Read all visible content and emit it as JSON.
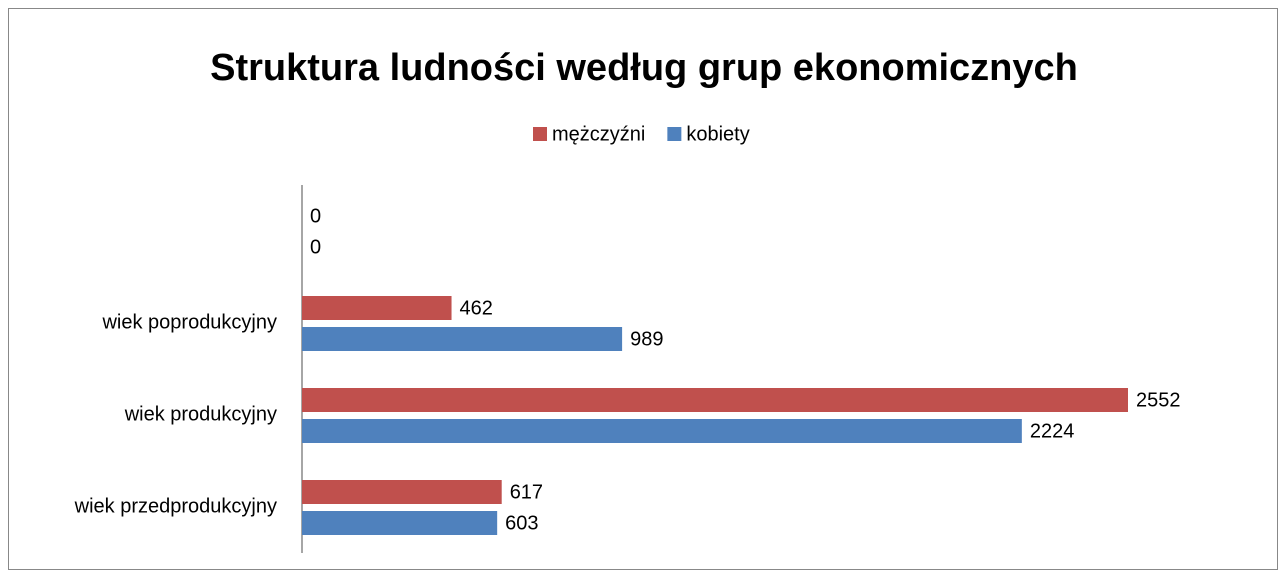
{
  "chart_data": {
    "type": "bar",
    "orientation": "horizontal",
    "title": "Struktura ludności według grup ekonomicznych",
    "categories": [
      "wiek przedprodukcyjny",
      "wiek produkcyjny",
      "wiek poprodukcyjny",
      null
    ],
    "series": [
      {
        "name": "mężczyźni",
        "color": "#c0504d",
        "values": [
          617,
          2552,
          462,
          0
        ]
      },
      {
        "name": "kobiety",
        "color": "#4f81bd",
        "values": [
          603,
          2224,
          989,
          0
        ]
      }
    ],
    "legend": "top"
  }
}
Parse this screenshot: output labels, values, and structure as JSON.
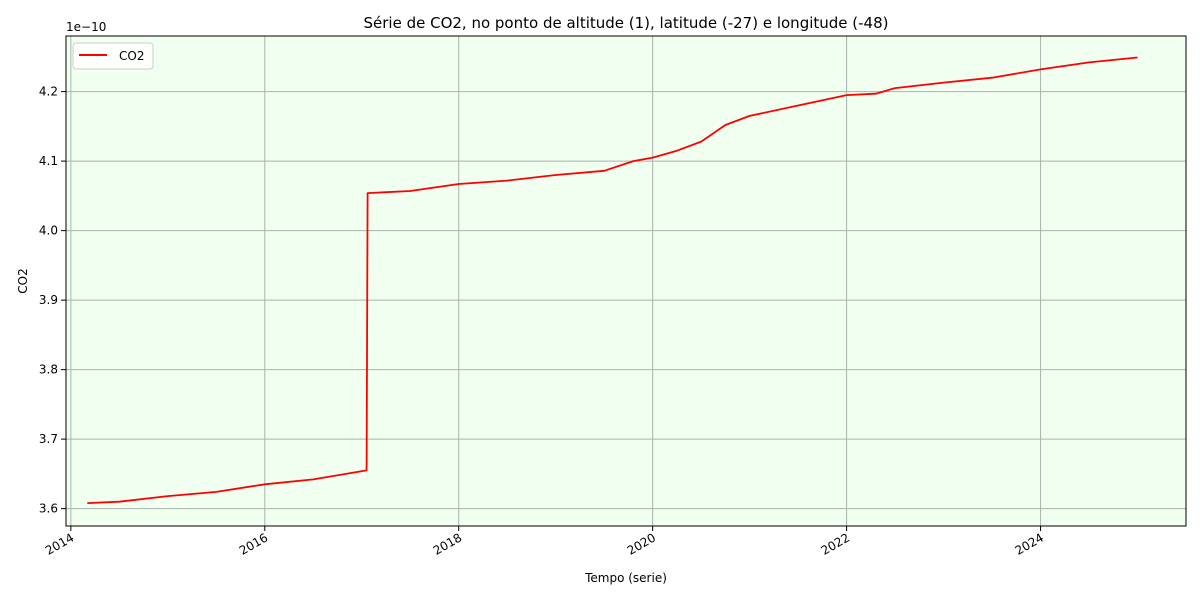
{
  "chart_data": {
    "type": "line",
    "title": "Série de CO2, no ponto de altitude (1), latitude (-27) e longitude (-48)",
    "xlabel": "Tempo (serie)",
    "ylabel": "CO2",
    "y_scale_label": "1e−10",
    "xlim": [
      2013.95,
      2025.5
    ],
    "ylim": [
      3.575,
      4.28
    ],
    "x_ticks": [
      2014,
      2016,
      2018,
      2020,
      2022,
      2024
    ],
    "x_tick_labels": [
      "2014",
      "2016",
      "2018",
      "2020",
      "2022",
      "2024"
    ],
    "y_ticks": [
      3.6,
      3.7,
      3.8,
      3.9,
      4.0,
      4.1,
      4.2
    ],
    "y_tick_labels": [
      "3.6",
      "3.7",
      "3.8",
      "3.9",
      "4.0",
      "4.1",
      "4.2"
    ],
    "grid": true,
    "legend_position": "upper-left",
    "colors": {
      "plot_background": "#f0fff0",
      "series": "#ff0000",
      "grid": "#a8b4ac"
    },
    "series": [
      {
        "name": "CO2",
        "x": [
          2014.17,
          2014.5,
          2015.0,
          2015.5,
          2016.0,
          2016.5,
          2017.05,
          2017.06,
          2017.5,
          2018.0,
          2018.5,
          2019.0,
          2019.5,
          2019.8,
          2020.0,
          2020.25,
          2020.5,
          2020.75,
          2021.0,
          2021.5,
          2022.0,
          2022.3,
          2022.5,
          2023.0,
          2023.5,
          2024.0,
          2024.5,
          2025.0
        ],
        "y": [
          3.608,
          3.61,
          3.618,
          3.624,
          3.635,
          3.642,
          3.655,
          4.054,
          4.057,
          4.067,
          4.072,
          4.08,
          4.086,
          4.1,
          4.105,
          4.115,
          4.128,
          4.152,
          4.165,
          4.18,
          4.195,
          4.197,
          4.205,
          4.213,
          4.22,
          4.232,
          4.242,
          4.249
        ]
      }
    ]
  }
}
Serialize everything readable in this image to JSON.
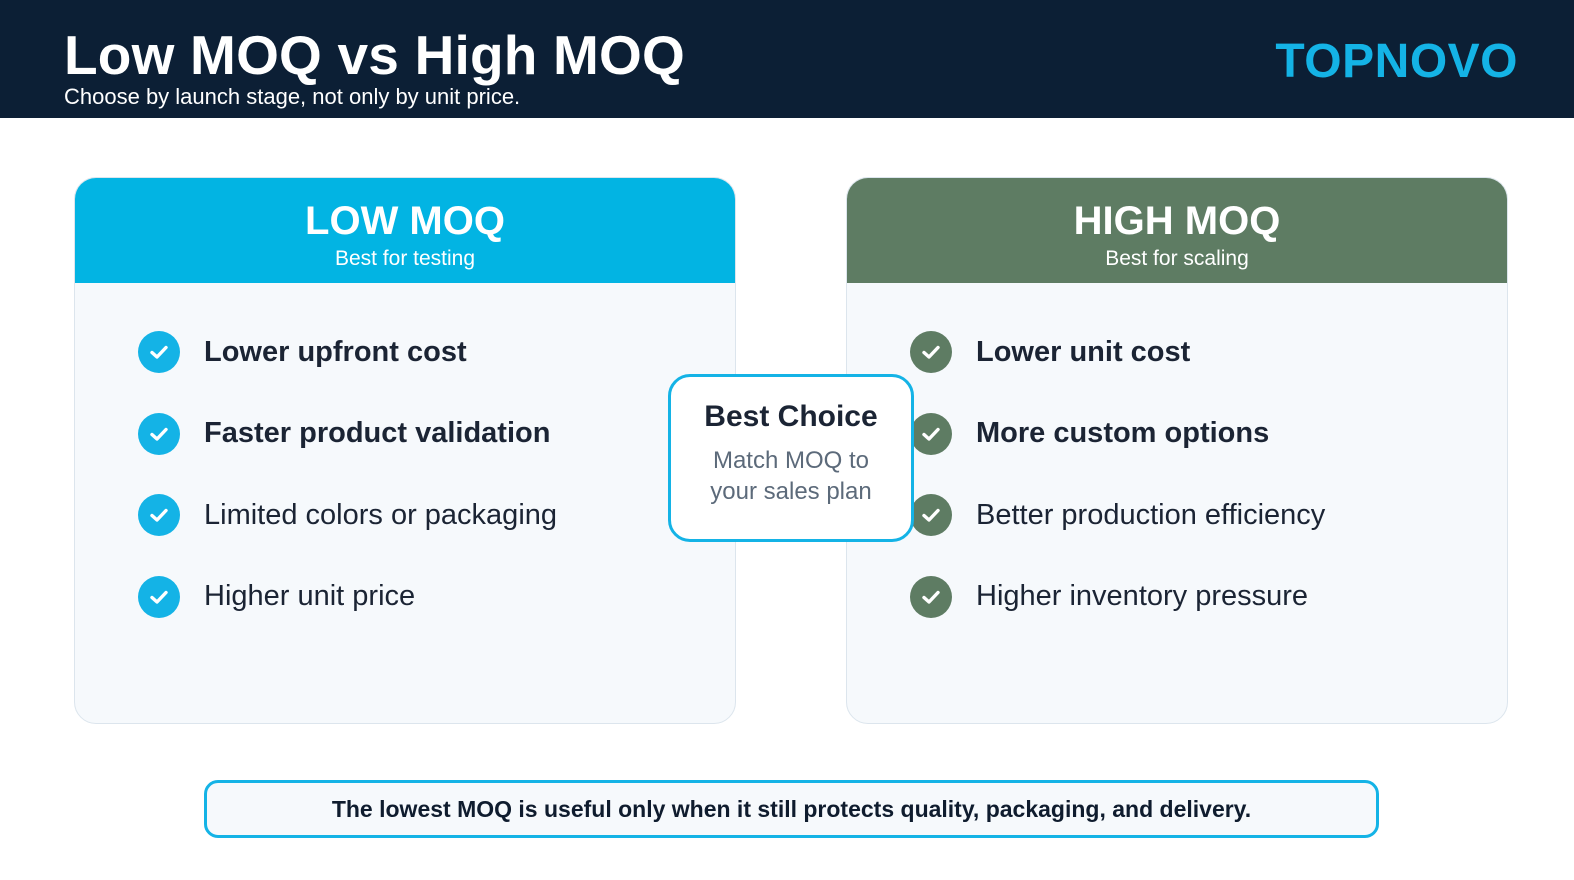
{
  "header": {
    "title": "Low MOQ vs High MOQ",
    "subtitle": "Choose by launch stage, not only by unit price.",
    "brand": "TOPNOVO"
  },
  "colors": {
    "header_bg": "#0c1f35",
    "accent_blue": "#14b3e6",
    "low_header": "#02b4e3",
    "high_header": "#5e7c63",
    "card_bg": "#f6f9fc"
  },
  "low_moq": {
    "title": "LOW MOQ",
    "subtitle": "Best for testing",
    "icon": "check-circle-icon",
    "items": [
      {
        "label": "Lower upfront cost",
        "bold": true
      },
      {
        "label": "Faster product validation",
        "bold": true
      },
      {
        "label": "Limited colors or packaging",
        "bold": false
      },
      {
        "label": "Higher unit price",
        "bold": false
      }
    ]
  },
  "high_moq": {
    "title": "HIGH MOQ",
    "subtitle": "Best for scaling",
    "icon": "check-circle-icon",
    "items": [
      {
        "label": "Lower unit cost",
        "bold": true
      },
      {
        "label": "More custom options",
        "bold": true
      },
      {
        "label": "Better production efficiency",
        "bold": false
      },
      {
        "label": "Higher inventory pressure",
        "bold": false
      }
    ]
  },
  "center": {
    "title": "Best Choice",
    "line1": "Match MOQ to",
    "line2": "your sales plan"
  },
  "footer": {
    "note": "The lowest MOQ is useful only when it still protects quality, packaging, and delivery."
  }
}
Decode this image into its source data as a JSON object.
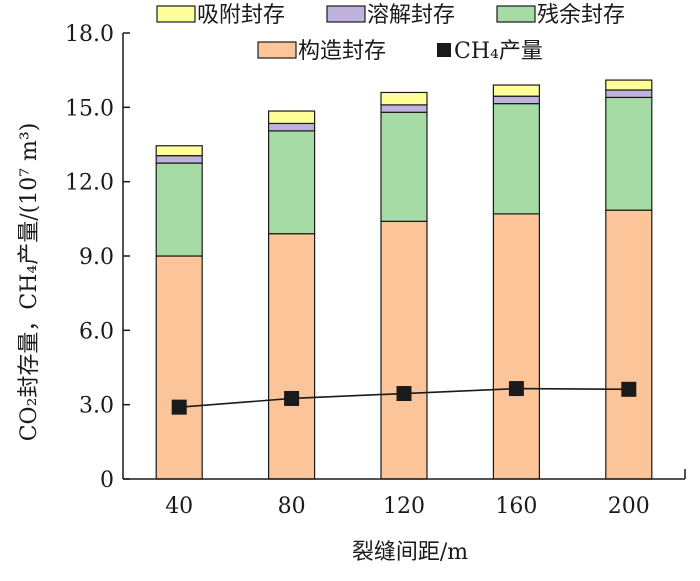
{
  "chart_data": {
    "type": "bar",
    "stacked": true,
    "xlabel": "裂缝间距/m",
    "ylabel": "CO₂封存量，CH₄产量/(10⁷ m³)",
    "ylim": [
      0,
      18
    ],
    "yticks": [
      "0",
      "3.0",
      "6.0",
      "9.0",
      "12.0",
      "15.0",
      "18.0"
    ],
    "categories": [
      "40",
      "80",
      "120",
      "160",
      "200"
    ],
    "series": [
      {
        "name": "构造封存",
        "color": "#FCC499",
        "values": [
          9.0,
          9.9,
          10.4,
          10.7,
          10.85
        ]
      },
      {
        "name": "残余封存",
        "color": "#A6DBA6",
        "values": [
          3.75,
          4.15,
          4.4,
          4.45,
          4.55
        ]
      },
      {
        "name": "溶解封存",
        "color": "#BFB2DE",
        "values": [
          0.3,
          0.3,
          0.3,
          0.3,
          0.3
        ]
      },
      {
        "name": "吸附封存",
        "color": "#FFFF99",
        "values": [
          0.4,
          0.5,
          0.5,
          0.45,
          0.4
        ]
      }
    ],
    "line_series": {
      "name": "CH₄产量",
      "color": "#1a1a1a",
      "values": [
        2.9,
        3.25,
        3.45,
        3.65,
        3.62
      ]
    },
    "legend": {
      "placement": "top",
      "row1": [
        "吸附封存",
        "溶解封存",
        "残余封存"
      ],
      "row2": [
        "构造封存",
        "CH₄产量"
      ]
    },
    "grid": false
  }
}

---*---

Your goal - From the material above, reproduce everything verbatim except the pictures.

In response -
Read all visible content and emit it as JSON.
{
  "chart_data": {
    "type": "bar",
    "orientation": "horizontal",
    "title": "Struktura ludności według grup ekonomicznych",
    "categories": [
      "wiek przedprodukcyjny",
      "wiek produkcyjny",
      "wiek poprodukcyjny",
      null
    ],
    "series": [
      {
        "name": "mężczyźni",
        "color": "#c0504d",
        "values": [
          617,
          2552,
          462,
          0
        ]
      },
      {
        "name": "kobiety",
        "color": "#4f81bd",
        "values": [
          603,
          2224,
          989,
          0
        ]
      }
    ],
    "legend": "top"
  }
}
Parse this screenshot: output labels, values, and structure as JSON.
{
  "chart_data": {
    "type": "line",
    "title": "Série de CO2, no ponto de altitude (1), latitude (-27) e longitude (-48)",
    "xlabel": "Tempo (serie)",
    "ylabel": "CO2",
    "y_scale_label": "1e−10",
    "xlim": [
      2013.95,
      2025.5
    ],
    "ylim": [
      3.575,
      4.28
    ],
    "x_ticks": [
      2014,
      2016,
      2018,
      2020,
      2022,
      2024
    ],
    "x_tick_labels": [
      "2014",
      "2016",
      "2018",
      "2020",
      "2022",
      "2024"
    ],
    "y_ticks": [
      3.6,
      3.7,
      3.8,
      3.9,
      4.0,
      4.1,
      4.2
    ],
    "y_tick_labels": [
      "3.6",
      "3.7",
      "3.8",
      "3.9",
      "4.0",
      "4.1",
      "4.2"
    ],
    "grid": true,
    "legend_position": "upper-left",
    "colors": {
      "plot_background": "#f0fff0",
      "series": "#ff0000",
      "grid": "#a8b4ac"
    },
    "series": [
      {
        "name": "CO2",
        "x": [
          2014.17,
          2014.5,
          2015.0,
          2015.5,
          2016.0,
          2016.5,
          2017.05,
          2017.06,
          2017.5,
          2018.0,
          2018.5,
          2019.0,
          2019.5,
          2019.8,
          2020.0,
          2020.25,
          2020.5,
          2020.75,
          2021.0,
          2021.5,
          2022.0,
          2022.3,
          2022.5,
          2023.0,
          2023.5,
          2024.0,
          2024.5,
          2025.0
        ],
        "y": [
          3.608,
          3.61,
          3.618,
          3.624,
          3.635,
          3.642,
          3.655,
          4.054,
          4.057,
          4.067,
          4.072,
          4.08,
          4.086,
          4.1,
          4.105,
          4.115,
          4.128,
          4.152,
          4.165,
          4.18,
          4.195,
          4.197,
          4.205,
          4.213,
          4.22,
          4.232,
          4.242,
          4.249
        ]
      }
    ]
  }
}
Serialize everything readable in this image to JSON.
{
  "header": {
    "title": "Low MOQ vs High MOQ",
    "subtitle": "Choose by launch stage, not only by unit price.",
    "brand": "TOPNOVO"
  },
  "colors": {
    "header_bg": "#0c1f35",
    "accent_blue": "#14b3e6",
    "low_header": "#02b4e3",
    "high_header": "#5e7c63",
    "card_bg": "#f6f9fc"
  },
  "low_moq": {
    "title": "LOW MOQ",
    "subtitle": "Best for testing",
    "icon": "check-circle-icon",
    "items": [
      {
        "label": "Lower upfront cost",
        "bold": true
      },
      {
        "label": "Faster product validation",
        "bold": true
      },
      {
        "label": "Limited colors or packaging",
        "bold": false
      },
      {
        "label": "Higher unit price",
        "bold": false
      }
    ]
  },
  "high_moq": {
    "title": "HIGH MOQ",
    "subtitle": "Best for scaling",
    "icon": "check-circle-icon",
    "items": [
      {
        "label": "Lower unit cost",
        "bold": true
      },
      {
        "label": "More custom options",
        "bold": true
      },
      {
        "label": "Better production efficiency",
        "bold": false
      },
      {
        "label": "Higher inventory pressure",
        "bold": false
      }
    ]
  },
  "center": {
    "title": "Best Choice",
    "line1": "Match MOQ to",
    "line2": "your sales plan"
  },
  "footer": {
    "note": "The lowest MOQ is useful only when it still protects quality, packaging, and delivery."
  }
}
Decode this image into its source data as a JSON object.
{
  "chart_data": {
    "type": "bar",
    "stacked": true,
    "xlabel": "裂缝间距/m",
    "ylabel": "CO₂封存量，CH₄产量/(10⁷ m³)",
    "ylim": [
      0,
      18
    ],
    "yticks": [
      "0",
      "3.0",
      "6.0",
      "9.0",
      "12.0",
      "15.0",
      "18.0"
    ],
    "categories": [
      "40",
      "80",
      "120",
      "160",
      "200"
    ],
    "series": [
      {
        "name": "构造封存",
        "color": "#FCC499",
        "values": [
          9.0,
          9.9,
          10.4,
          10.7,
          10.85
        ]
      },
      {
        "name": "残余封存",
        "color": "#A6DBA6",
        "values": [
          3.75,
          4.15,
          4.4,
          4.45,
          4.55
        ]
      },
      {
        "name": "溶解封存",
        "color": "#BFB2DE",
        "values": [
          0.3,
          0.3,
          0.3,
          0.3,
          0.3
        ]
      },
      {
        "name": "吸附封存",
        "color": "#FFFF99",
        "values": [
          0.4,
          0.5,
          0.5,
          0.45,
          0.4
        ]
      }
    ],
    "line_series": {
      "name": "CH₄产量",
      "color": "#1a1a1a",
      "values": [
        2.9,
        3.25,
        3.45,
        3.65,
        3.62
      ]
    },
    "legend": {
      "placement": "top",
      "row1": [
        "吸附封存",
        "溶解封存",
        "残余封存"
      ],
      "row2": [
        "构造封存",
        "CH₄产量"
      ]
    },
    "grid": false
  }
}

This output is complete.